▸ **INPUT RECORDS**:
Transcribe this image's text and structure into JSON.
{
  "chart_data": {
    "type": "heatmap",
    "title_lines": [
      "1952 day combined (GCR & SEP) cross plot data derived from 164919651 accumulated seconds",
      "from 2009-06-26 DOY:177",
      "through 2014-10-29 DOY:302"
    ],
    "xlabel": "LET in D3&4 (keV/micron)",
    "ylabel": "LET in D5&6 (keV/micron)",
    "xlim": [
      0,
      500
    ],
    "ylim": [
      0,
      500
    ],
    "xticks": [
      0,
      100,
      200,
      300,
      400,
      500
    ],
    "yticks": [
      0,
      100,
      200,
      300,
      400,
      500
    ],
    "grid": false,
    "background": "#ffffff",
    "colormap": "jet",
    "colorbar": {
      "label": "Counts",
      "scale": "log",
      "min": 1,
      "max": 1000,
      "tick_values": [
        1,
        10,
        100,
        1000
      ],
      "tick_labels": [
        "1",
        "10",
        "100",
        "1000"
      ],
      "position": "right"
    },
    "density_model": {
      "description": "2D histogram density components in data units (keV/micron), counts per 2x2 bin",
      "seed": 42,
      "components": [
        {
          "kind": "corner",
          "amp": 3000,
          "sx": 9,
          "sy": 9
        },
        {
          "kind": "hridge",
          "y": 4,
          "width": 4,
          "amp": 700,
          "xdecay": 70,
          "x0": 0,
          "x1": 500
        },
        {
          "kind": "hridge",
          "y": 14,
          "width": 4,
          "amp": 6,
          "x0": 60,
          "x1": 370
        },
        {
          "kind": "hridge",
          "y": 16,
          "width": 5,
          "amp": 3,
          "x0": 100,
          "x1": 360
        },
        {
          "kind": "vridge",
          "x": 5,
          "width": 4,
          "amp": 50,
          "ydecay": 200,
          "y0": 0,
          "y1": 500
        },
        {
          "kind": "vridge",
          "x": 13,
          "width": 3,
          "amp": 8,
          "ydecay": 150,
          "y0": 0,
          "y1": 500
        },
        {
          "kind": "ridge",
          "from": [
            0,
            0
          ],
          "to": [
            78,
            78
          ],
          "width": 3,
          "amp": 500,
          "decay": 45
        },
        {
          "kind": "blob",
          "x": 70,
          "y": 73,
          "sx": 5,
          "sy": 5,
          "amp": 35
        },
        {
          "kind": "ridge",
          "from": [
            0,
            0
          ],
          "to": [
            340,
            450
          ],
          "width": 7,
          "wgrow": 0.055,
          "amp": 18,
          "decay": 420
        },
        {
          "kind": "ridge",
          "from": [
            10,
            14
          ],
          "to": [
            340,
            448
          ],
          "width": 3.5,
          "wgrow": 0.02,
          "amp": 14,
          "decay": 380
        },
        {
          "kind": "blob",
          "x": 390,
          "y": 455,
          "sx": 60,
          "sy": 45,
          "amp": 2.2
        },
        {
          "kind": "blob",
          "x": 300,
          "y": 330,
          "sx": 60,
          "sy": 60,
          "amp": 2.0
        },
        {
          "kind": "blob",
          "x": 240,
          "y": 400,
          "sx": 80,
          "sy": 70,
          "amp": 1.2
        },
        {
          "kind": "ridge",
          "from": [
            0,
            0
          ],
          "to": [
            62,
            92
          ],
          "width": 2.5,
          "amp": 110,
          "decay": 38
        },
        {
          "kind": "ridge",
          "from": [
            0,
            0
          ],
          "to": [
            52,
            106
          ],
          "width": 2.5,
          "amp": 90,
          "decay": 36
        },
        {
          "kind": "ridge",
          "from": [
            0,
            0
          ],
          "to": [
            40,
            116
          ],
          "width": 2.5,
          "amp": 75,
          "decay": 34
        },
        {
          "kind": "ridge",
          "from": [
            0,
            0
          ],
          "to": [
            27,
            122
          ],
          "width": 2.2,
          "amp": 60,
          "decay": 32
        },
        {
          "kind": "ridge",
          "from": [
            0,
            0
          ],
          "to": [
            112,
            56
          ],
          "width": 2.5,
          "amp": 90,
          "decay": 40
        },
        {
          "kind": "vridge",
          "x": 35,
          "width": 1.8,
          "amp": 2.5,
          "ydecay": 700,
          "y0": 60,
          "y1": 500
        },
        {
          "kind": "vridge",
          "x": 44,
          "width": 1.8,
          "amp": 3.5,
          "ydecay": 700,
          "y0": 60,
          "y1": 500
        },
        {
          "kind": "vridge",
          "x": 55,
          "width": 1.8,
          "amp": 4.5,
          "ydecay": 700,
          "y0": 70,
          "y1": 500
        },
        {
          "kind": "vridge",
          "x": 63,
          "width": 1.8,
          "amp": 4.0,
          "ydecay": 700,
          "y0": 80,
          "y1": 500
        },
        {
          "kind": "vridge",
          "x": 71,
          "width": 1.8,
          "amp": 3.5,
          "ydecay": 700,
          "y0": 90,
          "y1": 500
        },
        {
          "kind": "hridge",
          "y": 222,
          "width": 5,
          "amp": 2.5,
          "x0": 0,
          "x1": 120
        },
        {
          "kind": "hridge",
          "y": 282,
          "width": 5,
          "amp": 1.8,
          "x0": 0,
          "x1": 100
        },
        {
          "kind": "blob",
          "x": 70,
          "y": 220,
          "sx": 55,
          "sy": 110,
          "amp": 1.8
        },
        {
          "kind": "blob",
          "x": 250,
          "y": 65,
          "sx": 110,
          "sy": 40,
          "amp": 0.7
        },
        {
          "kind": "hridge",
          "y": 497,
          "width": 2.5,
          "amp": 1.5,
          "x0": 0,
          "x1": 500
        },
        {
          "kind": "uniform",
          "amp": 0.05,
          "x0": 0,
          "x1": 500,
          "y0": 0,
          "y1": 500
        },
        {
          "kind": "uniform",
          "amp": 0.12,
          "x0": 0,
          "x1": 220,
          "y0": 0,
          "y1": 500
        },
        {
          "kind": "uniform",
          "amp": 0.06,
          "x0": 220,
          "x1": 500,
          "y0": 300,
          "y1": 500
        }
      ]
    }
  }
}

▸ **SHORT EXERCISE**:
Above are the records; retype every one exactly.

▸ **ANSWER TO THIS TASK**:
Transcribe this image's text and structure into JSON.
{
  "chart_data": {
    "type": "heatmap",
    "title_lines": [
      "1952 day combined (GCR & SEP) cross plot data derived from 164919651 accumulated seconds",
      "from 2009-06-26 DOY:177",
      "through 2014-10-29 DOY:302"
    ],
    "xlabel": "LET in D3&4 (keV/micron)",
    "ylabel": "LET in D5&6 (keV/micron)",
    "xlim": [
      0,
      500
    ],
    "ylim": [
      0,
      500
    ],
    "xticks": [
      0,
      100,
      200,
      300,
      400,
      500
    ],
    "yticks": [
      0,
      100,
      200,
      300,
      400,
      500
    ],
    "grid": false,
    "background": "#ffffff",
    "colormap": "jet",
    "colorbar": {
      "label": "Counts",
      "scale": "log",
      "min": 1,
      "max": 1000,
      "tick_values": [
        1,
        10,
        100,
        1000
      ],
      "tick_labels": [
        "1",
        "10",
        "100",
        "1000"
      ],
      "position": "right"
    },
    "density_model": {
      "description": "2D histogram density components in data units (keV/micron), counts per 2x2 bin",
      "seed": 42,
      "components": [
        {
          "kind": "corner",
          "amp": 3000,
          "sx": 9,
          "sy": 9
        },
        {
          "kind": "hridge",
          "y": 4,
          "width": 4,
          "amp": 700,
          "xdecay": 70,
          "x0": 0,
          "x1": 500
        },
        {
          "kind": "hridge",
          "y": 14,
          "width": 4,
          "amp": 6,
          "x0": 60,
          "x1": 370
        },
        {
          "kind": "hridge",
          "y": 16,
          "width": 5,
          "amp": 3,
          "x0": 100,
          "x1": 360
        },
        {
          "kind": "vridge",
          "x": 5,
          "width": 4,
          "amp": 50,
          "ydecay": 200,
          "y0": 0,
          "y1": 500
        },
        {
          "kind": "vridge",
          "x": 13,
          "width": 3,
          "amp": 8,
          "ydecay": 150,
          "y0": 0,
          "y1": 500
        },
        {
          "kind": "ridge",
          "from": [
            0,
            0
          ],
          "to": [
            78,
            78
          ],
          "width": 3,
          "amp": 500,
          "decay": 45
        },
        {
          "kind": "blob",
          "x": 70,
          "y": 73,
          "sx": 5,
          "sy": 5,
          "amp": 35
        },
        {
          "kind": "ridge",
          "from": [
            0,
            0
          ],
          "to": [
            340,
            450
          ],
          "width": 7,
          "wgrow": 0.055,
          "amp": 18,
          "decay": 420
        },
        {
          "kind": "ridge",
          "from": [
            10,
            14
          ],
          "to": [
            340,
            448
          ],
          "width": 3.5,
          "wgrow": 0.02,
          "amp": 14,
          "decay": 380
        },
        {
          "kind": "blob",
          "x": 390,
          "y": 455,
          "sx": 60,
          "sy": 45,
          "amp": 2.2
        },
        {
          "kind": "blob",
          "x": 300,
          "y": 330,
          "sx": 60,
          "sy": 60,
          "amp": 2.0
        },
        {
          "kind": "blob",
          "x": 240,
          "y": 400,
          "sx": 80,
          "sy": 70,
          "amp": 1.2
        },
        {
          "kind": "ridge",
          "from": [
            0,
            0
          ],
          "to": [
            62,
            92
          ],
          "width": 2.5,
          "amp": 110,
          "decay": 38
        },
        {
          "kind": "ridge",
          "from": [
            0,
            0
          ],
          "to": [
            52,
            106
          ],
          "width": 2.5,
          "amp": 90,
          "decay": 36
        },
        {
          "kind": "ridge",
          "from": [
            0,
            0
          ],
          "to": [
            40,
            116
          ],
          "width": 2.5,
          "amp": 75,
          "decay": 34
        },
        {
          "kind": "ridge",
          "from": [
            0,
            0
          ],
          "to": [
            27,
            122
          ],
          "width": 2.2,
          "amp": 60,
          "decay": 32
        },
        {
          "kind": "ridge",
          "from": [
            0,
            0
          ],
          "to": [
            112,
            56
          ],
          "width": 2.5,
          "amp": 90,
          "decay": 40
        },
        {
          "kind": "vridge",
          "x": 35,
          "width": 1.8,
          "amp": 2.5,
          "ydecay": 700,
          "y0": 60,
          "y1": 500
        },
        {
          "kind": "vridge",
          "x": 44,
          "width": 1.8,
          "amp": 3.5,
          "ydecay": 700,
          "y0": 60,
          "y1": 500
        },
        {
          "kind": "vridge",
          "x": 55,
          "width": 1.8,
          "amp": 4.5,
          "ydecay": 700,
          "y0": 70,
          "y1": 500
        },
        {
          "kind": "vridge",
          "x": 63,
          "width": 1.8,
          "amp": 4.0,
          "ydecay": 700,
          "y0": 80,
          "y1": 500
        },
        {
          "kind": "vridge",
          "x": 71,
          "width": 1.8,
          "amp": 3.5,
          "ydecay": 700,
          "y0": 90,
          "y1": 500
        },
        {
          "kind": "hridge",
          "y": 222,
          "width": 5,
          "amp": 2.5,
          "x0": 0,
          "x1": 120
        },
        {
          "kind": "hridge",
          "y": 282,
          "width": 5,
          "amp": 1.8,
          "x0": 0,
          "x1": 100
        },
        {
          "kind": "blob",
          "x": 70,
          "y": 220,
          "sx": 55,
          "sy": 110,
          "amp": 1.8
        },
        {
          "kind": "blob",
          "x": 250,
          "y": 65,
          "sx": 110,
          "sy": 40,
          "amp": 0.7
        },
        {
          "kind": "hridge",
          "y": 497,
          "width": 2.5,
          "amp": 1.5,
          "x0": 0,
          "x1": 500
        },
        {
          "kind": "uniform",
          "amp": 0.05,
          "x0": 0,
          "x1": 500,
          "y0": 0,
          "y1": 500
        },
        {
          "kind": "uniform",
          "amp": 0.12,
          "x0": 0,
          "x1": 220,
          "y0": 0,
          "y1": 500
        },
        {
          "kind": "uniform",
          "amp": 0.06,
          "x0": 220,
          "x1": 500,
          "y0": 300,
          "y1": 500
        }
      ]
    }
  }
}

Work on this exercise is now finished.